== Page excerpt ==
Scientific classification
- Kingdom: Plantae
- Clade: Tracheophytes
- Clade: Angiosperms
- Clade: Eudicots
- Order: Caryophyllales
- Family: Cactaceae
- Subfamily: Cactoideae
- Genus: Pediocactus
- Species: P. knowltonii
- Binomial name: Pediocactus knowltonii L.D.Benson
- Synonyms: Pediocactus bradyi var. knowltonii (L.D.Benson) Backeb. 1963; Pediocactus simpsonii var. knowltonii (L.D.Benson) Halda 1998;

= Pediocactus knowltonii =

- Genus: Pediocactus
- Species: knowltonii
- Authority: L.D.Benson
- Conservation status: CR
- Synonyms: Pediocactus bradyi var. knowltonii , Pediocactus simpsonii var. knowltonii

Species of cactus

Pediocactus knowltonii is a rare species of cactus known by the common names Knowlton's miniature cactus, Knowlton's pincushion cactus, and Knowlton's minute cactus.
==Description==
A tiny cactus, it may reach a maximum size of 55 millimeters tall by 30 mm wide. It is often smaller, growing to the size of a US penny. An individual is considered to be an adult when it exceeds 10 mm in diameter. It is spherical or somewhat cylindrical in shape. The areoles are round and covered in hairs. Each areole has up to 26 radial spines which are red, pink, or white in color. The spines are less than 2 mm long. The plant produces a flower up to 35 mm long by 25 mm wide with pinkish tepals, the outer ones sporting brownish midstripes. The fruit is green, ripening reddish, and measures about 4 mm long. According to a genetic analysis, this species probably evolved as a mutation of the larger Pediocactus simpsonii.

== Problem ==
Can you pick up the Pediocactus knowltonii article after its last sentence and keep it going? The lines that come next have no part in this.

Page segmentation data:

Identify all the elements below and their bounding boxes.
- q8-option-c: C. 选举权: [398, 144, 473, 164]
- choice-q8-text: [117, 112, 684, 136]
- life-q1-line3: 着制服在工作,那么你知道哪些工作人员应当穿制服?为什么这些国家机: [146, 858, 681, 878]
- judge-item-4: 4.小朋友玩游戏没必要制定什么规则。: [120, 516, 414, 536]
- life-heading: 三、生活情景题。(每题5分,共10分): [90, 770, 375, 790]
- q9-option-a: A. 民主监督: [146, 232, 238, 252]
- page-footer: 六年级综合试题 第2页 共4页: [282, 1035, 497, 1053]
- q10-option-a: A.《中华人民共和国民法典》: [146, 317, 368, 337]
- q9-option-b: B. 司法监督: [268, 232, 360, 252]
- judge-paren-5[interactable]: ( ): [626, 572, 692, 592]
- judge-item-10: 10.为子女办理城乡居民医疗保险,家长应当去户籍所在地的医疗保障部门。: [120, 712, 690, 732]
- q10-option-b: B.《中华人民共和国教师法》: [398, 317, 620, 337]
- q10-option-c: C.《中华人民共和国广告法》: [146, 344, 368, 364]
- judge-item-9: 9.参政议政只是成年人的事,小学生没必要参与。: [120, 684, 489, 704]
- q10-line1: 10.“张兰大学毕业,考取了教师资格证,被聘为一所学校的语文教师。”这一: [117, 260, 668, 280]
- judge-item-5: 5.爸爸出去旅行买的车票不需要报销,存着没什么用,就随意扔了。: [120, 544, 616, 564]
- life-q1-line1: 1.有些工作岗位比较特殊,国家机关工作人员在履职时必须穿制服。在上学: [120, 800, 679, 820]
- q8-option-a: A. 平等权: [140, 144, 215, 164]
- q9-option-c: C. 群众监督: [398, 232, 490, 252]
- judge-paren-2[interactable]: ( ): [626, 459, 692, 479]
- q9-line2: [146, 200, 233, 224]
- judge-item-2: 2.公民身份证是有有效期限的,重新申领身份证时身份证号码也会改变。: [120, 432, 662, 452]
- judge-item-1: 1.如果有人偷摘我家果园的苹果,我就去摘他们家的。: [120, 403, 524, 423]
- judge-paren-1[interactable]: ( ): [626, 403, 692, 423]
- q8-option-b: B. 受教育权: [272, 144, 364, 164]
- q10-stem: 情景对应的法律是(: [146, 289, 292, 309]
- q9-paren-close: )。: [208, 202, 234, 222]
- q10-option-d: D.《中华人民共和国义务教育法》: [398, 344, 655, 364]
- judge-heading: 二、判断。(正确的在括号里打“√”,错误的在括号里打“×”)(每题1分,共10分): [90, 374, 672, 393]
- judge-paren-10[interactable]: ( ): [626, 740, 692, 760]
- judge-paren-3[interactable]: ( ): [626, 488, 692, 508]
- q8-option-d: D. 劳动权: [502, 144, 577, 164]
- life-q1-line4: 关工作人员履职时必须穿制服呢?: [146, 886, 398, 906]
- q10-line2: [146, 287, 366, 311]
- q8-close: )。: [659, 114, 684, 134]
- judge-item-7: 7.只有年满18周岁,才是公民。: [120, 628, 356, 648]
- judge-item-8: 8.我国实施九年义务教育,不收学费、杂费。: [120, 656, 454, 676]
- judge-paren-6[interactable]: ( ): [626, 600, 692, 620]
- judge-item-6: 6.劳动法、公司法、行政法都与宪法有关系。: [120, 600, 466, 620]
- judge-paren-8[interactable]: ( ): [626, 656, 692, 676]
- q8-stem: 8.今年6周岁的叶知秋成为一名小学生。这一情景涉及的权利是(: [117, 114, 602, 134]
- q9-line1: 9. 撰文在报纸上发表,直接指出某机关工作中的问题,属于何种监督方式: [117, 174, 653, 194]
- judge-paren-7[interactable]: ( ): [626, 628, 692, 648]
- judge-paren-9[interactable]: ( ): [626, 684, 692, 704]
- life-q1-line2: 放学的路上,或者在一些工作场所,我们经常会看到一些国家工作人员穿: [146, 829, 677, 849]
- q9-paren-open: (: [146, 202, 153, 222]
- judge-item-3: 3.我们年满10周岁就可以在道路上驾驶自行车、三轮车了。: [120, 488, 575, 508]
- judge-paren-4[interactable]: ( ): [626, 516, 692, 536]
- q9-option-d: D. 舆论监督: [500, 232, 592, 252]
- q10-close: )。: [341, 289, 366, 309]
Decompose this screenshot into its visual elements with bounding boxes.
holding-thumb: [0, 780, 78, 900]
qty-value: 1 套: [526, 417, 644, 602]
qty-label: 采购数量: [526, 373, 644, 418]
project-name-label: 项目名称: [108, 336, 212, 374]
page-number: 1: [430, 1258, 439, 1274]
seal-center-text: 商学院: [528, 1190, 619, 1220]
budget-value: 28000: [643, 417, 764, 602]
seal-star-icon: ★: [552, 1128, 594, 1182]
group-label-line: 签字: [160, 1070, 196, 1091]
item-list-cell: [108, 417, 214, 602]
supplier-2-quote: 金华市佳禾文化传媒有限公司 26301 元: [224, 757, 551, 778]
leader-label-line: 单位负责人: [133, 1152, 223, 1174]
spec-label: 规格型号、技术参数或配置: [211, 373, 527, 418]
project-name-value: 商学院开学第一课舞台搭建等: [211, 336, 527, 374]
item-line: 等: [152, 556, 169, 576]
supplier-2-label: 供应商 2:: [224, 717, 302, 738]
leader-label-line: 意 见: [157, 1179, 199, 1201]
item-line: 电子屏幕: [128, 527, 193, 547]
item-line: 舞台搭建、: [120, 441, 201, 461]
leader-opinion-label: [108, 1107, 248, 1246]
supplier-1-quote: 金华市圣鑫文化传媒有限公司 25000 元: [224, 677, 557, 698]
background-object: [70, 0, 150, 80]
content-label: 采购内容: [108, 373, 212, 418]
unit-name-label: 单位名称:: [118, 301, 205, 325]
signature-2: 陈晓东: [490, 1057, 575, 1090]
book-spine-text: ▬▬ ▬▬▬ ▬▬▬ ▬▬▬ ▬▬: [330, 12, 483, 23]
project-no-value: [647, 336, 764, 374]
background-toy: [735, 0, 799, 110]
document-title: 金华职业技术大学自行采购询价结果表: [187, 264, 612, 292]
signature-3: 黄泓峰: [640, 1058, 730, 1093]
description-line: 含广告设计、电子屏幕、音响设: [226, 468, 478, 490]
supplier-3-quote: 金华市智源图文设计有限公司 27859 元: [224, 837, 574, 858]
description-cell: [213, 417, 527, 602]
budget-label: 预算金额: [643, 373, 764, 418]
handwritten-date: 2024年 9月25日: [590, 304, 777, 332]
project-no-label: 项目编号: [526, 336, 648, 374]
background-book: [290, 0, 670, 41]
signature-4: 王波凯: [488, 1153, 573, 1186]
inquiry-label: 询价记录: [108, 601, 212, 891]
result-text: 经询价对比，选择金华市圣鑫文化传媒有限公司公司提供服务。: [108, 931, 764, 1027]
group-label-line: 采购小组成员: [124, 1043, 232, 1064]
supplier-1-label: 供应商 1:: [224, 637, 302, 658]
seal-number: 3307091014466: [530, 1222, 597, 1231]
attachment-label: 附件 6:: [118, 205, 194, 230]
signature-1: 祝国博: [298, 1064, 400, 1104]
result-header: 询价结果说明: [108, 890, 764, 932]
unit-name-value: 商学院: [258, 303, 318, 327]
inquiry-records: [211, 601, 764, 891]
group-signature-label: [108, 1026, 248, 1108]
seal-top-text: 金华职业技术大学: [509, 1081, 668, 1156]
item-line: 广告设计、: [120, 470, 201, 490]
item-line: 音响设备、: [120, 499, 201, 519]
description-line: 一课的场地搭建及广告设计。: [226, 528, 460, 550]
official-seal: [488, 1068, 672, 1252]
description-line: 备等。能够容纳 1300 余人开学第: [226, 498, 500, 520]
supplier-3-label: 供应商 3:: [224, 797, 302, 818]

== Reply ==
==Distribution and habitat==
It is endemic to San Juan County, New Mexico in the United States, where there is a single population on a patch of territory measuring about 12 acre. As of 2008, there are approximately 6100 individuals in this population. The cactus occurs on land very close to the Colorado border; in fact, it has been observed within 30 m of the state border, but it does not technically occur within the state of Colorado, and is thus an endemic of New Mexico. Its habitat is pinyon-juniper woodland and sagebrush with loamy, gravelly alluvial soils. In some areas the substrate is covered in cobbles. The cactus may grow in the open or in the shade of larger plants.

==Conservation==
It is the smallest and rarest species in the genus Pediocactus. It is threatened by a number of human activities, and is considered Critically Imperiled by NatureServe. It is federally listed as an endangered species of the United States.
The population is partly fenced and protected by The Nature Conservancy.

===Threats===
The plant was discovered in 1958. It was immediately sought by collectors of cacti and within 20 years the population had been severely reduced. There may have been 100,000 individuals around the time it was discovered, and this number had been reduced to about 1000 by 1978. It is still a desirable specimen for cactus collectors because of its tiny size and rarity. The seed is available via the internet for about $10 per 100 seeds.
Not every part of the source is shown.